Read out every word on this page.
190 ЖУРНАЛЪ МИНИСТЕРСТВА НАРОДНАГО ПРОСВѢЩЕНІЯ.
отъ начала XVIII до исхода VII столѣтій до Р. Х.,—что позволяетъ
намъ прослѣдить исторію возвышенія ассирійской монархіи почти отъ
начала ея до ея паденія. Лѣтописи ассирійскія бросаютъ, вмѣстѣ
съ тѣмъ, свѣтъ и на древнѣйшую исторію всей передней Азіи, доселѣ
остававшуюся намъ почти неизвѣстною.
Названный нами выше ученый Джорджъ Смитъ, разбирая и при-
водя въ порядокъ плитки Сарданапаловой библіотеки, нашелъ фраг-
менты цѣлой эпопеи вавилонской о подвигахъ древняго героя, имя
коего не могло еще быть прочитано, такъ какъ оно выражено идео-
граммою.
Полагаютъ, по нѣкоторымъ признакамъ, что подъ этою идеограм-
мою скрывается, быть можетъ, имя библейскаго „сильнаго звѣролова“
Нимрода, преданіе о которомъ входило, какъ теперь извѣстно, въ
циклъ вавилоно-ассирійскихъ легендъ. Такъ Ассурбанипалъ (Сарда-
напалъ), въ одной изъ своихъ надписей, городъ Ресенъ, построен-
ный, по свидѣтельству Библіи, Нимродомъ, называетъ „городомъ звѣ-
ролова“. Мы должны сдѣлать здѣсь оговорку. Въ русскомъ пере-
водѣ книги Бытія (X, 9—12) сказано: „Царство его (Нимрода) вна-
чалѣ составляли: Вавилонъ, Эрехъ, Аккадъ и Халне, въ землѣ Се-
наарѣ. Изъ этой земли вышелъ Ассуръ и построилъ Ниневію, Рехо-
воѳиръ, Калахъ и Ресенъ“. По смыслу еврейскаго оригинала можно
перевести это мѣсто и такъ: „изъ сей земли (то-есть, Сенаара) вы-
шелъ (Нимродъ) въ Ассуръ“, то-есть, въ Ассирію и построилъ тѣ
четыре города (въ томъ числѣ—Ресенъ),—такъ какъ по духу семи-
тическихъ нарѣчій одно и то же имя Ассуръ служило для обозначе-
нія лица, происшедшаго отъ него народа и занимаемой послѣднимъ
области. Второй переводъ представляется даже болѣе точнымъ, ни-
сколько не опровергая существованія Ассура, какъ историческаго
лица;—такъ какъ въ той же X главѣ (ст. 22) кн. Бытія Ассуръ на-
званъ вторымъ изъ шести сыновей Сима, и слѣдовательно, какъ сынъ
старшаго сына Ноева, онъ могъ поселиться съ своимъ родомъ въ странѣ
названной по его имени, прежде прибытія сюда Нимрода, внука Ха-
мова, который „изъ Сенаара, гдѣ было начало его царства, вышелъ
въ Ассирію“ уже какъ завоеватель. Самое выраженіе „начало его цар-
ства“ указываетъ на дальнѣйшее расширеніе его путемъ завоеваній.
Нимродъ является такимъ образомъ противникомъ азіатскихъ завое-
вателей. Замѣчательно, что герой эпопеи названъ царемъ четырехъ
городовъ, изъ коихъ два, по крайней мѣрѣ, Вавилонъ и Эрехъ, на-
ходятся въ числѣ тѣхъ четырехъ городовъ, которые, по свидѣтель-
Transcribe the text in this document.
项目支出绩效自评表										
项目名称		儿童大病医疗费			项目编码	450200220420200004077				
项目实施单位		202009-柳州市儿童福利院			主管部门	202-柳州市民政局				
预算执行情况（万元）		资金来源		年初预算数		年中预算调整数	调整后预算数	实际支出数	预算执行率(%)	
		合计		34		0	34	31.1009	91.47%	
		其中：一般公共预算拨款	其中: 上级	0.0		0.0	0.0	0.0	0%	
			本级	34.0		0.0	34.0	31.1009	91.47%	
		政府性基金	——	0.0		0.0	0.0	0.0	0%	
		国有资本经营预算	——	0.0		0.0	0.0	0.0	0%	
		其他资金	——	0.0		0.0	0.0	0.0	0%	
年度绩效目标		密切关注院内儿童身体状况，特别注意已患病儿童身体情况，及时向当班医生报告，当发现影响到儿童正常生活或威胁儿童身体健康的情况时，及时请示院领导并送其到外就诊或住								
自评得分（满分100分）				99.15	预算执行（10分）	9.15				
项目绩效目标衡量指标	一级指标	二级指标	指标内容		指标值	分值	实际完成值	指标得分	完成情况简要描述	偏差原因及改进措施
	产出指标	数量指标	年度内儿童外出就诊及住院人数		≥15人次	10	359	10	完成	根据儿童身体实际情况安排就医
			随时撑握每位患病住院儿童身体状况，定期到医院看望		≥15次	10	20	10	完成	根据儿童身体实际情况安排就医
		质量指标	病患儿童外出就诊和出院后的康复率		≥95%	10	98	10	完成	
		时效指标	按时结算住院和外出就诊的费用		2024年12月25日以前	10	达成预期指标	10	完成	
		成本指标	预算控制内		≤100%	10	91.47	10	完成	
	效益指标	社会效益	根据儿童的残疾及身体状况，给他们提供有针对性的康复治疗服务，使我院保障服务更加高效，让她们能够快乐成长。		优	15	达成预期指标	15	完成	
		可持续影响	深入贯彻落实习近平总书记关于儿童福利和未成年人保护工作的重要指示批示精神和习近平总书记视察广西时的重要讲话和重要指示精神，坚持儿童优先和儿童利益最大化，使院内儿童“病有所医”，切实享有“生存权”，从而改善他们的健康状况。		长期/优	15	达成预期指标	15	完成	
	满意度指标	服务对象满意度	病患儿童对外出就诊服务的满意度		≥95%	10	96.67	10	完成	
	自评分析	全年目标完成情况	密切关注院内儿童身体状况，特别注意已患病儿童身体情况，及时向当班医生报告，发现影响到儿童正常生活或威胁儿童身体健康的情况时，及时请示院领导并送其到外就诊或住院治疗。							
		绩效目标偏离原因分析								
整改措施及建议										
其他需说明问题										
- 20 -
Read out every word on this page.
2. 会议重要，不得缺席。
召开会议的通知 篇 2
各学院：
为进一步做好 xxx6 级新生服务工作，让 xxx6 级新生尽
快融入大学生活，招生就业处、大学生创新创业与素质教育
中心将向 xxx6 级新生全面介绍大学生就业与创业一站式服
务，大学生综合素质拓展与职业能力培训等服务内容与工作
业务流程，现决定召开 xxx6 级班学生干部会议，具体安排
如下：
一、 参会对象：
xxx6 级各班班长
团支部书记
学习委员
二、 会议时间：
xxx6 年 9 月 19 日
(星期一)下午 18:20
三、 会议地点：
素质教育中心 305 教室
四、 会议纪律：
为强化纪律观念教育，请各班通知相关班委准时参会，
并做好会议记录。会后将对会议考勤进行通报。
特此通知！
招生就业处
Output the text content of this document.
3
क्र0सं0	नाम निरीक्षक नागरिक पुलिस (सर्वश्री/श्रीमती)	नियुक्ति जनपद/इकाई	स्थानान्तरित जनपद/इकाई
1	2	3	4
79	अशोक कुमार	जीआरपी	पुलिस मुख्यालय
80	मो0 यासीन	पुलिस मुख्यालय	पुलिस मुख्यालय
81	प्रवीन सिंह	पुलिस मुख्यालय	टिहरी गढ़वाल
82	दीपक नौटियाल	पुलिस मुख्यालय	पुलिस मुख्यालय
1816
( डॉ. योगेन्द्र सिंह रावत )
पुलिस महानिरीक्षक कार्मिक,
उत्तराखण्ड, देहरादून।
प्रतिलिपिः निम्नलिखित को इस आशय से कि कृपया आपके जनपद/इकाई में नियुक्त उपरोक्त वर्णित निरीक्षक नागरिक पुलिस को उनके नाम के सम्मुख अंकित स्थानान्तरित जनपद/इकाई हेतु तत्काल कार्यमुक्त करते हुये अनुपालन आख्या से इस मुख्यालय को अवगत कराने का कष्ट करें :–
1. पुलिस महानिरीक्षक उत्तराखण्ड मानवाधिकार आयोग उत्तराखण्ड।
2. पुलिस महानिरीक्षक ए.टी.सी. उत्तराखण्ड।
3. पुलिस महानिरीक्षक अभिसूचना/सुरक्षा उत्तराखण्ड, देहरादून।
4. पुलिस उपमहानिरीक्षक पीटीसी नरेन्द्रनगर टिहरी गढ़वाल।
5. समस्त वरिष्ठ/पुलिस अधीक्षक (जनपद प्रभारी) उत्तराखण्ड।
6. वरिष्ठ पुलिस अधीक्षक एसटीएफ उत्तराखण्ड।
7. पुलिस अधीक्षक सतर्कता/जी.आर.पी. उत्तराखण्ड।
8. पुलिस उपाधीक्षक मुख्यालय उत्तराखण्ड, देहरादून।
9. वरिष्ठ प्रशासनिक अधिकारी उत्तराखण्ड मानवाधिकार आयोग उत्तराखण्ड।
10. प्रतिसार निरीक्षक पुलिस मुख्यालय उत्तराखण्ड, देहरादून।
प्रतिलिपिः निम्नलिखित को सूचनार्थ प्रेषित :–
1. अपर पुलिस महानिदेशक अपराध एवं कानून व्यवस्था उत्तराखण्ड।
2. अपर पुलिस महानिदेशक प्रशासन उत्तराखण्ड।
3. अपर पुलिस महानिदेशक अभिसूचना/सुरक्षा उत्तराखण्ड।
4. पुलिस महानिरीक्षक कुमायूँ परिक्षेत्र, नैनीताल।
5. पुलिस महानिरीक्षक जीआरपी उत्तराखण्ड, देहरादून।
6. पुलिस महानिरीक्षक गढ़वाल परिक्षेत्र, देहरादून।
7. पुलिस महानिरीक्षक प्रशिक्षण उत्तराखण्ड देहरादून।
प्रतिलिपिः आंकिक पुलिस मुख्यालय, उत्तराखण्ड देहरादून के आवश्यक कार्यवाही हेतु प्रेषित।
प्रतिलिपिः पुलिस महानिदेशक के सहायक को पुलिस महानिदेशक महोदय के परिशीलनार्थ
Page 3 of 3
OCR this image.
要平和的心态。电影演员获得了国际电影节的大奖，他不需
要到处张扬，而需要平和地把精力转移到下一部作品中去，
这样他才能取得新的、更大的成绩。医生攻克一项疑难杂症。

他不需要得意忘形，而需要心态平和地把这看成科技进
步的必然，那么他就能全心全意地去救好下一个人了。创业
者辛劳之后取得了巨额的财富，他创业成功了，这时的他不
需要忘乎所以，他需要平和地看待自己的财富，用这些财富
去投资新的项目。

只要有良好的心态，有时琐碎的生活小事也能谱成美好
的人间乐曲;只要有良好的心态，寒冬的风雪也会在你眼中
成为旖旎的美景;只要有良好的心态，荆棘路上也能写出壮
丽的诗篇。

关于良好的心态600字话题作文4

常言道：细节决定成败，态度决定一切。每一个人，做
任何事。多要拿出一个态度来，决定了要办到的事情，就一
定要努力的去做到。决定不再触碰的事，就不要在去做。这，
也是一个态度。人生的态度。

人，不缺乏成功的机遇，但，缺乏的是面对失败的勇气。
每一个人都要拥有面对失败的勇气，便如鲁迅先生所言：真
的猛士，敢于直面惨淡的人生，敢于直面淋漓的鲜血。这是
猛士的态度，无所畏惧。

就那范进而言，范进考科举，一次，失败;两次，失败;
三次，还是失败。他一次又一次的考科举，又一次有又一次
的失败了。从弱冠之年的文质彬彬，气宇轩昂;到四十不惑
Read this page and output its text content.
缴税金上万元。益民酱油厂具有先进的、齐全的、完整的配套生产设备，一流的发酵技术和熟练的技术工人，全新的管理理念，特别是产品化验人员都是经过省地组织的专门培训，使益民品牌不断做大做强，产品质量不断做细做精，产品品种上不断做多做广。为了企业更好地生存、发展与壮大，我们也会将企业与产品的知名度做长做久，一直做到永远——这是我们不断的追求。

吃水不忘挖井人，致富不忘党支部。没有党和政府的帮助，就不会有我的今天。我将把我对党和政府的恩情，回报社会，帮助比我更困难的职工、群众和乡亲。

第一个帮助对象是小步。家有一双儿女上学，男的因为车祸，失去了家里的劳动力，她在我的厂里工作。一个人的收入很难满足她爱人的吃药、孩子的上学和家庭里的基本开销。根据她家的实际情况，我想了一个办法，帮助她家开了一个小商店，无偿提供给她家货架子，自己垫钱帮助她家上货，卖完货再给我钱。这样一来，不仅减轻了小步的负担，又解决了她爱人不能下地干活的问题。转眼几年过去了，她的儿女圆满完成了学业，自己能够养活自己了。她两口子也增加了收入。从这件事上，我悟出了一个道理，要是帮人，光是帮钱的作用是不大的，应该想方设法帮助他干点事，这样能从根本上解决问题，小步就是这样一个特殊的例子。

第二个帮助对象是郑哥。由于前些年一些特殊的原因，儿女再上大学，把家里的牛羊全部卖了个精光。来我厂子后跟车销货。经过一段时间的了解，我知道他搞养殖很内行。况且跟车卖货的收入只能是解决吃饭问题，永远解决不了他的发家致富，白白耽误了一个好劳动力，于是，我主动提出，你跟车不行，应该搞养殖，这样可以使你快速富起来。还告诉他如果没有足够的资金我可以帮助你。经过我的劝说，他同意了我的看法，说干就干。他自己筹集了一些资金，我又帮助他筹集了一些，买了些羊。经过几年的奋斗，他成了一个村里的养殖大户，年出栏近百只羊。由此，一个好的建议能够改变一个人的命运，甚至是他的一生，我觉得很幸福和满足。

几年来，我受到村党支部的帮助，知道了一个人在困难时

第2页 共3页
──────
**What this task involves**:
Set down, unchanged, the line that contains "Read this page and output its text content." together with every later line in the records, through the last one.

**Response**:
Read this page and output its text content.
缴税金上万元。益民酱油厂具有先进的、齐全的、完整的配套生产设备，一流的发酵技术和熟练的技术工人，全新的管理理念，特别是产品化验人员都是经过省地组织的专门培训，使益民品牌不断做大做强，产品质量不断做细做精，产品品种上不断做多做广。为了企业更好地生存、发展与壮大，我们也会将企业与产品的知名度做长做久，一直做到永远——这是我们不断的追求。

吃水不忘挖井人，致富不忘党支部。没有党和政府的帮助，就不会有我的今天。我将把我对党和政府的恩情，回报社会，帮助比我更困难的职工、群众和乡亲。

第一个帮助对象是小步。家有一双儿女上学，男的因为车祸，失去了家里的劳动力，她在我的厂里工作。一个人的收入很难满足她爱人的吃药、孩子的上学和家庭里的基本开销。根据她家的实际情况，我想了一个办法，帮助她家开了一个小商店，无偿提供给她家货架子，自己垫钱帮助她家上货，卖完货再给我钱。这样一来，不仅减轻了小步的负担，又解决了她爱人不能下地干活的问题。转眼几年过去了，她的儿女圆满完成了学业，自己能够养活自己了。她两口子也增加了收入。从这件事上，我悟出了一个道理，要是帮人，光是帮钱的作用是不大的，应该想方设法帮助他干点事，这样能从根本上解决问题，小步就是这样一个特殊的例子。

第二个帮助对象是郑哥。由于前些年一些特殊的原因，儿女再上大学，把家里的牛羊全部卖了个精光。来我厂子后跟车销货。经过一段时间的了解，我知道他搞养殖很内行。况且跟车卖货的收入只能是解决吃饭问题，永远解决不了他的发家致富，白白耽误了一个好劳动力，于是，我主动提出，你跟车不行，应该搞养殖，这样可以使你快速富起来。还告诉他如果没有足够的资金我可以帮助你。经过我的劝说，他同意了我的看法，说干就干。他自己筹集了一些资金，我又帮助他筹集了一些，买了些羊。经过几年的奋斗，他成了一个村里的养殖大户，年出栏近百只羊。由此，一个好的建议能够改变一个人的命运，甚至是他的一生，我觉得很幸福和满足。

几年来，我受到村党支部的帮助，知道了一个人在困难时

第2页 共3页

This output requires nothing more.